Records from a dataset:
========
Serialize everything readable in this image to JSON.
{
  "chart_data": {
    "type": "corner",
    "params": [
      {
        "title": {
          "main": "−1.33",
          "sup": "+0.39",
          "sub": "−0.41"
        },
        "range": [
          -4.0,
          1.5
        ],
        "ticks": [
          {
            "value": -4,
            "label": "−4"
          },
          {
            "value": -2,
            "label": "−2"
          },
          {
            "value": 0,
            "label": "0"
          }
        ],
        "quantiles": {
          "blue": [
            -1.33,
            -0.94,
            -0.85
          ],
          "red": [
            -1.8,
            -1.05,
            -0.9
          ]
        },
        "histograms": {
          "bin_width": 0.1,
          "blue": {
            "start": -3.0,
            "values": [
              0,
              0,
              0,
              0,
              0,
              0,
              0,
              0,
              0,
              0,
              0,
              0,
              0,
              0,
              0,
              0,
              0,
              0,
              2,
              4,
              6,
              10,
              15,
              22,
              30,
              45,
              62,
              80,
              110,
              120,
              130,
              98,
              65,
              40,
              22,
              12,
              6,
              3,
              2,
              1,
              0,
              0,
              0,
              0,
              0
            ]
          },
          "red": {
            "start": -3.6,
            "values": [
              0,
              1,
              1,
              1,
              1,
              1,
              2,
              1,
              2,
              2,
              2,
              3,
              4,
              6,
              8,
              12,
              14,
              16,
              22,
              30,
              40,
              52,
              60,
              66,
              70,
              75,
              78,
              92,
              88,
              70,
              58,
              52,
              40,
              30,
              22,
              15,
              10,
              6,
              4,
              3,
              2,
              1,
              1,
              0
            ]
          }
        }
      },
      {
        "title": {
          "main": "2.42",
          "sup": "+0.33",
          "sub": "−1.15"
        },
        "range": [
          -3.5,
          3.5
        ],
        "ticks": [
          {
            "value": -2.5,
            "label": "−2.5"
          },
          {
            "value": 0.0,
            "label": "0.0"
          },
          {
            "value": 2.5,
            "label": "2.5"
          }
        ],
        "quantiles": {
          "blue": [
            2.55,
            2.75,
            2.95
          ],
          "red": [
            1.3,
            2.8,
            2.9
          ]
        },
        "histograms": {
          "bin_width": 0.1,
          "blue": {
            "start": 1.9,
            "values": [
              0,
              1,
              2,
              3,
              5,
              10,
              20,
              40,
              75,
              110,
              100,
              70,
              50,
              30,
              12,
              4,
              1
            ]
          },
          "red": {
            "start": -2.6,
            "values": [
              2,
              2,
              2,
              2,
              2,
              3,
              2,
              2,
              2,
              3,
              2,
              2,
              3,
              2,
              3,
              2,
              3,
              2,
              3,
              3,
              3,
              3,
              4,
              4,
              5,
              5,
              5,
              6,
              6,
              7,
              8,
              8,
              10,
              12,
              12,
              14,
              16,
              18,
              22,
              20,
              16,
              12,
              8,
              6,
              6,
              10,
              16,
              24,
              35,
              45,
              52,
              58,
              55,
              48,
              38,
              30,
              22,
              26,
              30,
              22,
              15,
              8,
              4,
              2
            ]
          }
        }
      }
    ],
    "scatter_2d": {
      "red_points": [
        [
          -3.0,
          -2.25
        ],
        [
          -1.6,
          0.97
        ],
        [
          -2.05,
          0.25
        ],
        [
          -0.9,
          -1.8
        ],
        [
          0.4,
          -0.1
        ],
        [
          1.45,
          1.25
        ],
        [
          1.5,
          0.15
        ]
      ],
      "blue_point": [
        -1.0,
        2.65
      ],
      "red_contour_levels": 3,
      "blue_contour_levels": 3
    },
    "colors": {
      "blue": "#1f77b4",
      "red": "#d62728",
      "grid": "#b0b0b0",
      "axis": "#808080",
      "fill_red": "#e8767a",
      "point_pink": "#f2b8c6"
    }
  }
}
========
SET EXERCISE:
Faithfully copy every entry, leaving nothing out.

FULL OUTPUT:
Serialize everything readable in this image to JSON.
{
  "chart_data": {
    "type": "corner",
    "params": [
      {
        "title": {
          "main": "−1.33",
          "sup": "+0.39",
          "sub": "−0.41"
        },
        "range": [
          -4.0,
          1.5
        ],
        "ticks": [
          {
            "value": -4,
            "label": "−4"
          },
          {
            "value": -2,
            "label": "−2"
          },
          {
            "value": 0,
            "label": "0"
          }
        ],
        "quantiles": {
          "blue": [
            -1.33,
            -0.94,
            -0.85
          ],
          "red": [
            -1.8,
            -1.05,
            -0.9
          ]
        },
        "histograms": {
          "bin_width": 0.1,
          "blue": {
            "start": -3.0,
            "values": [
              0,
              0,
              0,
              0,
              0,
              0,
              0,
              0,
              0,
              0,
              0,
              0,
              0,
              0,
              0,
              0,
              0,
              0,
              2,
              4,
              6,
              10,
              15,
              22,
              30,
              45,
              62,
              80,
              110,
              120,
              130,
              98,
              65,
              40,
              22,
              12,
              6,
              3,
              2,
              1,
              0,
              0,
              0,
              0,
              0
            ]
          },
          "red": {
            "start": -3.6,
            "values": [
              0,
              1,
              1,
              1,
              1,
              1,
              2,
              1,
              2,
              2,
              2,
              3,
              4,
              6,
              8,
              12,
              14,
              16,
              22,
              30,
              40,
              52,
              60,
              66,
              70,
              75,
              78,
              92,
              88,
              70,
              58,
              52,
              40,
              30,
              22,
              15,
              10,
              6,
              4,
              3,
              2,
              1,
              1,
              0
            ]
          }
        }
      },
      {
        "title": {
          "main": "2.42",
          "sup": "+0.33",
          "sub": "−1.15"
        },
        "range": [
          -3.5,
          3.5
        ],
        "ticks": [
          {
            "value": -2.5,
            "label": "−2.5"
          },
          {
            "value": 0.0,
            "label": "0.0"
          },
          {
            "value": 2.5,
            "label": "2.5"
          }
        ],
        "quantiles": {
          "blue": [
            2.55,
            2.75,
            2.95
          ],
          "red": [
            1.3,
            2.8,
            2.9
          ]
        },
        "histograms": {
          "bin_width": 0.1,
          "blue": {
            "start": 1.9,
            "values": [
              0,
              1,
              2,
              3,
              5,
              10,
              20,
              40,
              75,
              110,
              100,
              70,
              50,
              30,
              12,
              4,
              1
            ]
          },
          "red": {
            "start": -2.6,
            "values": [
              2,
              2,
              2,
              2,
              2,
              3,
              2,
              2,
              2,
              3,
              2,
              2,
              3,
              2,
              3,
              2,
              3,
              2,
              3,
              3,
              3,
              3,
              4,
              4,
              5,
              5,
              5,
              6,
              6,
              7,
              8,
              8,
              10,
              12,
              12,
              14,
              16,
              18,
              22,
              20,
              16,
              12,
              8,
              6,
              6,
              10,
              16,
              24,
              35,
              45,
              52,
              58,
              55,
              48,
              38,
              30,
              22,
              26,
              30,
              22,
              15,
              8,
              4,
              2
            ]
          }
        }
      }
    ],
    "scatter_2d": {
      "red_points": [
        [
          -3.0,
          -2.25
        ],
        [
          -1.6,
          0.97
        ],
        [
          -2.05,
          0.25
        ],
        [
          -0.9,
          -1.8
        ],
        [
          0.4,
          -0.1
        ],
        [
          1.45,
          1.25
        ],
        [
          1.5,
          0.15
        ]
      ],
      "blue_point": [
        -1.0,
        2.65
      ],
      "red_contour_levels": 3,
      "blue_contour_levels": 3
    },
    "colors": {
      "blue": "#1f77b4",
      "red": "#d62728",
      "grid": "#b0b0b0",
      "axis": "#808080",
      "fill_red": "#e8767a",
      "point_pink": "#f2b8c6"
    }
  }
}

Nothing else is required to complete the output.